## begin EXTRACTED MATERIAL

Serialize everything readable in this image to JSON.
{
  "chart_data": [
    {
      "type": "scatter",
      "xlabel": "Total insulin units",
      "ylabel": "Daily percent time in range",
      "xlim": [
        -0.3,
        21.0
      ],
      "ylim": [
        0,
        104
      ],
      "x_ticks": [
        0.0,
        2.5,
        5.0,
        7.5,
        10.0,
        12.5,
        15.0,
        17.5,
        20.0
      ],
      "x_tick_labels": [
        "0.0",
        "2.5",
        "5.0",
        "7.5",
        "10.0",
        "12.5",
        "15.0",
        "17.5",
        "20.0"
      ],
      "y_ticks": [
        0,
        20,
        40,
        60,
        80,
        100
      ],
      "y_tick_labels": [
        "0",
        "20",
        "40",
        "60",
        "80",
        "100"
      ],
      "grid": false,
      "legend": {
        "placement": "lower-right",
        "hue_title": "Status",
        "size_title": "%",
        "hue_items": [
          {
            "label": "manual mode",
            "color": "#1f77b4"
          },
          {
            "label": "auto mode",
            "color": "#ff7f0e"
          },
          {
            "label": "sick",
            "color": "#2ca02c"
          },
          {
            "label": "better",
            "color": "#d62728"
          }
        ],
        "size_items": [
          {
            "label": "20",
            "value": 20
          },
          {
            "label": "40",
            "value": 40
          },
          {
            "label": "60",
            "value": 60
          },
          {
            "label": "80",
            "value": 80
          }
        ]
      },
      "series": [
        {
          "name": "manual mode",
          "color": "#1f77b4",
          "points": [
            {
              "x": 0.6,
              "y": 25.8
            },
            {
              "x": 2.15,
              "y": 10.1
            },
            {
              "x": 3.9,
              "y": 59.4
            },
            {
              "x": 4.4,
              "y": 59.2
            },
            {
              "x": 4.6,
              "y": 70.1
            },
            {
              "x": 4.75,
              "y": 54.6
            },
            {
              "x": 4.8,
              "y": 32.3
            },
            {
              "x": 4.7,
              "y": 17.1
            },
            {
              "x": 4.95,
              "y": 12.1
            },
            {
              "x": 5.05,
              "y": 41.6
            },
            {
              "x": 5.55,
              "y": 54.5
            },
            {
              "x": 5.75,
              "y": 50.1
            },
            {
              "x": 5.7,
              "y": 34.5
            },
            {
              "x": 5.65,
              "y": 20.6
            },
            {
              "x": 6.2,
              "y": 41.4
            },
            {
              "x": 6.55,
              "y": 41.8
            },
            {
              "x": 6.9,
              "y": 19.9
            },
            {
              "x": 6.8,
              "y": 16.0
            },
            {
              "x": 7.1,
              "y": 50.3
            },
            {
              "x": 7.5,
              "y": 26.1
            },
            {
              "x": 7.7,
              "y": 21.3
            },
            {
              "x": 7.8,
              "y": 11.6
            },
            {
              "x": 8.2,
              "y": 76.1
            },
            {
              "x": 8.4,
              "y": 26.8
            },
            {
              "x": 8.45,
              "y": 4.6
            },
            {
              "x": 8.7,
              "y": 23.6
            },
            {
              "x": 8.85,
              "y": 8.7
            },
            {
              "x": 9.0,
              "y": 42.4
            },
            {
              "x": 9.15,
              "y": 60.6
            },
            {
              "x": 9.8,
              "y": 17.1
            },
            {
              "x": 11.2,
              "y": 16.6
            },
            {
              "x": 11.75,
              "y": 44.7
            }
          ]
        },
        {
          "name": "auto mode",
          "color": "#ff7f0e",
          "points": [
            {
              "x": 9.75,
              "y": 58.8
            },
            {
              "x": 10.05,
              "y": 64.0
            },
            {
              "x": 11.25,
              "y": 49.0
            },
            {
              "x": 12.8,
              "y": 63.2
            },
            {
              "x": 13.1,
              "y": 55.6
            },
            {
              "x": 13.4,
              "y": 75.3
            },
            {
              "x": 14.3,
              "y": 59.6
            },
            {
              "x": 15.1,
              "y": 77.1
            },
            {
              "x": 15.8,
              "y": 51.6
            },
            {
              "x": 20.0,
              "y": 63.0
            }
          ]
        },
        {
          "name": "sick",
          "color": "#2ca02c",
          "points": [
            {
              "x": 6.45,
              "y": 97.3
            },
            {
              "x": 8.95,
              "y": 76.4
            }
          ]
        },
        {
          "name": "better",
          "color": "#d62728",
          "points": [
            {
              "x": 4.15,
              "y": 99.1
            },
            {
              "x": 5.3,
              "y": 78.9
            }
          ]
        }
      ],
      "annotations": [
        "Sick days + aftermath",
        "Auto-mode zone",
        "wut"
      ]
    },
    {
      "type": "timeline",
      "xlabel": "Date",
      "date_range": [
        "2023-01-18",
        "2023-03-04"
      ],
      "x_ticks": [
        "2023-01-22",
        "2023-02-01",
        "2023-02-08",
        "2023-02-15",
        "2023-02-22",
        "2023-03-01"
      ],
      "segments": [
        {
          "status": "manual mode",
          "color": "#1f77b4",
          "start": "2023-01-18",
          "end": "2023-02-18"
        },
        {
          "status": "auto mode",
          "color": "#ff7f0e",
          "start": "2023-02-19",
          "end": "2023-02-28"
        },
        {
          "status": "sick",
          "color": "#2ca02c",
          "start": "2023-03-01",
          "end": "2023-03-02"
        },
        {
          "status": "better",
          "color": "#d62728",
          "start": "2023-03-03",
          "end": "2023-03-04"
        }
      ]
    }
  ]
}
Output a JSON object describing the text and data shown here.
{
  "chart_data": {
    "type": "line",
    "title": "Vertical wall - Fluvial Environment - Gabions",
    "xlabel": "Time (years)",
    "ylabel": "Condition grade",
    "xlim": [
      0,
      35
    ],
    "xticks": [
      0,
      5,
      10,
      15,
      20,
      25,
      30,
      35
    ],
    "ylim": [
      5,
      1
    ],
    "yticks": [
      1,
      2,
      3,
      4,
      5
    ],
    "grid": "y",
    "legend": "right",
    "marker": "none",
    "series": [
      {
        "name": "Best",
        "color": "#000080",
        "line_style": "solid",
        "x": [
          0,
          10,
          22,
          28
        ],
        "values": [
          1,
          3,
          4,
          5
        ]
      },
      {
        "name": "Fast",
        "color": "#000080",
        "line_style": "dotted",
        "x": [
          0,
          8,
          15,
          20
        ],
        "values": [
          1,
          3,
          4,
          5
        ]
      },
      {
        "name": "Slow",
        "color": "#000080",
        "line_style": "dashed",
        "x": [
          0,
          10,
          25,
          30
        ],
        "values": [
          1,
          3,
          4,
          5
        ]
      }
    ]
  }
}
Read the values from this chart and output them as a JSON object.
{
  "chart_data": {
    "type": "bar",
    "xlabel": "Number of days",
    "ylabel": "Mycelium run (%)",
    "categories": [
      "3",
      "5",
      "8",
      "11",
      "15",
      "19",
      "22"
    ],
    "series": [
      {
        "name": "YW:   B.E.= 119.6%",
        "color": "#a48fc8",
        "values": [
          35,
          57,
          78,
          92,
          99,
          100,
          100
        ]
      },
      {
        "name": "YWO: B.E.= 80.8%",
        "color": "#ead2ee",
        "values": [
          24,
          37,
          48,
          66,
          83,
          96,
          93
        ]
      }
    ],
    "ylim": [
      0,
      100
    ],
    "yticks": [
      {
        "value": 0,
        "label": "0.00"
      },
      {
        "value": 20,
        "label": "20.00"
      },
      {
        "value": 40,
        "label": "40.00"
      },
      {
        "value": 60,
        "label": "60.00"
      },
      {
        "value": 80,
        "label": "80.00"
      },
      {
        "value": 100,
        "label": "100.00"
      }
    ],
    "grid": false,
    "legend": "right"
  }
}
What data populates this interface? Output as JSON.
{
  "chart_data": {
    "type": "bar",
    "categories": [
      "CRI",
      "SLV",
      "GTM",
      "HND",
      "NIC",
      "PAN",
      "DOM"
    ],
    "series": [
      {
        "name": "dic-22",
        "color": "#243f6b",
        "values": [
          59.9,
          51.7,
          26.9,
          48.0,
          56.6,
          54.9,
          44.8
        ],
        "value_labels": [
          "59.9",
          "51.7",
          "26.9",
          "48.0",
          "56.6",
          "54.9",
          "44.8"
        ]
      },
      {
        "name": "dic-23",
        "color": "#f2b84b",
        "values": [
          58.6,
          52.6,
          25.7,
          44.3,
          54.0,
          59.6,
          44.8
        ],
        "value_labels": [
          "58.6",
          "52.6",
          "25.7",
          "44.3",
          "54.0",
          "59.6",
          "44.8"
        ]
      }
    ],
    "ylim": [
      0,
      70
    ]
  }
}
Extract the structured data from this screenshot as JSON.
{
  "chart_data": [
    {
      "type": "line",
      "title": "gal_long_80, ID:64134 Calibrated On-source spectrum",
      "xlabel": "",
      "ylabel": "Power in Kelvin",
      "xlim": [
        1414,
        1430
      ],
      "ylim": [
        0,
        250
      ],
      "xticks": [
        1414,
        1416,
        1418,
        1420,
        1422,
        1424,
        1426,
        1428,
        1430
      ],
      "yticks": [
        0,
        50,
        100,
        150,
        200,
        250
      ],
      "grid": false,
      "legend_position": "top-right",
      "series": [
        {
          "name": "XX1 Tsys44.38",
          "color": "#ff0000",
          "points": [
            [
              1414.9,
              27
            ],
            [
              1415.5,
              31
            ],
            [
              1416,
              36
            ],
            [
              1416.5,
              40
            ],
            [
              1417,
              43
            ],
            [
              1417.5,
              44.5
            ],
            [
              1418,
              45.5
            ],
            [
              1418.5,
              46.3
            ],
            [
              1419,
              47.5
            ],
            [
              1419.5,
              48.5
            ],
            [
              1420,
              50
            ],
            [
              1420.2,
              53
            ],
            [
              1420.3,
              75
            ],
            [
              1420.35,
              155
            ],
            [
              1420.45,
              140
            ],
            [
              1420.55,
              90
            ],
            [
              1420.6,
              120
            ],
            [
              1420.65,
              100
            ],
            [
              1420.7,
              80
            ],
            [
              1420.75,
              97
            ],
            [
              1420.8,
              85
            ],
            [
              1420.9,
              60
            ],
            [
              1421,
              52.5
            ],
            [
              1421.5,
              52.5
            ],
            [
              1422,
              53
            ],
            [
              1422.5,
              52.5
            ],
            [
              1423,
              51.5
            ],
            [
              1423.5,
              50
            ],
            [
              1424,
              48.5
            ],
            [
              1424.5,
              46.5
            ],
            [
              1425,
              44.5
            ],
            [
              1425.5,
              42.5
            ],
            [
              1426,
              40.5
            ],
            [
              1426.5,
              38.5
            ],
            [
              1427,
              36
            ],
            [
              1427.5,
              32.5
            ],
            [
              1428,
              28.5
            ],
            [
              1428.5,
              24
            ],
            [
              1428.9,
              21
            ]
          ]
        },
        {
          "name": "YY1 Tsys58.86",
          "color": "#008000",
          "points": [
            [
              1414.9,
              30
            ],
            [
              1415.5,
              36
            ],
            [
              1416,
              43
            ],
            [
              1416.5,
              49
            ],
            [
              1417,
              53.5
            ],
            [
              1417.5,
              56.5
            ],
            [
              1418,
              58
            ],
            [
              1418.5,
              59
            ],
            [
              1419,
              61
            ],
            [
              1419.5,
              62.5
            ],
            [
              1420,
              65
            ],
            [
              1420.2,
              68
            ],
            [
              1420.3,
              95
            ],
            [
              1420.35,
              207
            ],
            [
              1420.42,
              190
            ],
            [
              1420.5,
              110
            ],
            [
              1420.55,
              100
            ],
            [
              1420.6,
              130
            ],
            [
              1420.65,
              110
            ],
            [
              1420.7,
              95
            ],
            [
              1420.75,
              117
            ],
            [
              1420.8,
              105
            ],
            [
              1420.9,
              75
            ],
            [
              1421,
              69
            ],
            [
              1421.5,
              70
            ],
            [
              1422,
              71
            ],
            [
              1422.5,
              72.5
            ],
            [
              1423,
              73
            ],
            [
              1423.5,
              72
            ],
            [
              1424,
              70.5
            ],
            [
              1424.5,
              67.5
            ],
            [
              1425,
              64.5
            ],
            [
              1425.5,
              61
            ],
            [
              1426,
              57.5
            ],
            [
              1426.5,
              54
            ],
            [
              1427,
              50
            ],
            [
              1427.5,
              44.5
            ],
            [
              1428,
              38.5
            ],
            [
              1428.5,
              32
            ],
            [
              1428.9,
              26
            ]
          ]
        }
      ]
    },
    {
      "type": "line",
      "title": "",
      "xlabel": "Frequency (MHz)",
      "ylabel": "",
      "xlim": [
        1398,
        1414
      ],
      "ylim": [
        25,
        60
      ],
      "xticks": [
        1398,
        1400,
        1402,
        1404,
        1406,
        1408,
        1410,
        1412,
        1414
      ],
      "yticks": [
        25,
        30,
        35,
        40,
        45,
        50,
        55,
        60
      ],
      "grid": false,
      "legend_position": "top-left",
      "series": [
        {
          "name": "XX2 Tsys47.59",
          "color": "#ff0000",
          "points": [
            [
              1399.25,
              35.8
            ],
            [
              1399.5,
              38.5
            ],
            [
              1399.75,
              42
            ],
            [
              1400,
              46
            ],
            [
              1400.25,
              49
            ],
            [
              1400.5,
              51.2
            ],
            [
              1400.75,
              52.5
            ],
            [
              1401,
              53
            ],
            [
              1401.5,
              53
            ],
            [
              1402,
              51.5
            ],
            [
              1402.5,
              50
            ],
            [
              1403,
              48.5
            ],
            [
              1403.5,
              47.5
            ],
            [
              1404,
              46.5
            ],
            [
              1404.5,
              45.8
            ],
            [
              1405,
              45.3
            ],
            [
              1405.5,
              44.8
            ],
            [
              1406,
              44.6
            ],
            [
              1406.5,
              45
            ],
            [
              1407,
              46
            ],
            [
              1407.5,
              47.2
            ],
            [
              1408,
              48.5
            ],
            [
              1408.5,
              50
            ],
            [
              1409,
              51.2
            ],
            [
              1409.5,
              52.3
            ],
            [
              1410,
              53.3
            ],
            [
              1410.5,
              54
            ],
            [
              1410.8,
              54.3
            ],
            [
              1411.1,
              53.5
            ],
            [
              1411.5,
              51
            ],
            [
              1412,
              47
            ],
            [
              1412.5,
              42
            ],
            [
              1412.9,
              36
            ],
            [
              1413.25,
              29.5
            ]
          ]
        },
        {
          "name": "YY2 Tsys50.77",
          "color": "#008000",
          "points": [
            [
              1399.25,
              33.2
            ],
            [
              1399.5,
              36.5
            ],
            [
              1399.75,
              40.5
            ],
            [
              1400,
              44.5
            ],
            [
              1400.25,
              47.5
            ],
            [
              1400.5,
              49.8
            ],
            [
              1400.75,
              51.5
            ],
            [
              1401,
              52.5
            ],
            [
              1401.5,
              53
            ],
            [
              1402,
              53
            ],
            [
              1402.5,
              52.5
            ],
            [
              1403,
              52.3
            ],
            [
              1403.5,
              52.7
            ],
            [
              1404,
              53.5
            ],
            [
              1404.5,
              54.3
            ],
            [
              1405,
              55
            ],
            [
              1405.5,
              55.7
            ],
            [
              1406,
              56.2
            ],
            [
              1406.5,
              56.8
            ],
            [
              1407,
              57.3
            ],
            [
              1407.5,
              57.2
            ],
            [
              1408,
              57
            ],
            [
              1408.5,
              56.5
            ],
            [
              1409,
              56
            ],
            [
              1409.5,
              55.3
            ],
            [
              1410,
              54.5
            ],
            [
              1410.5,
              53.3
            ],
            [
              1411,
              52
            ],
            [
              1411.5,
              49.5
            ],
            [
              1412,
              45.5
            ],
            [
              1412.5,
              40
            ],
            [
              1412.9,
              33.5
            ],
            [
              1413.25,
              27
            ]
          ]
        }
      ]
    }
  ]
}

## end EXTRACTED MATERIAL

OBJECTIVE:
Write down every line of the data above that includes the string "JSON".

FINISHED ANSWER:
Serialize everything readable in this image to JSON.
Output a JSON object describing the text and data shown here.
Read the values from this chart and output them as a JSON object.
What data populates this interface? Output as JSON.
Extract the structured data from this screenshot as JSON.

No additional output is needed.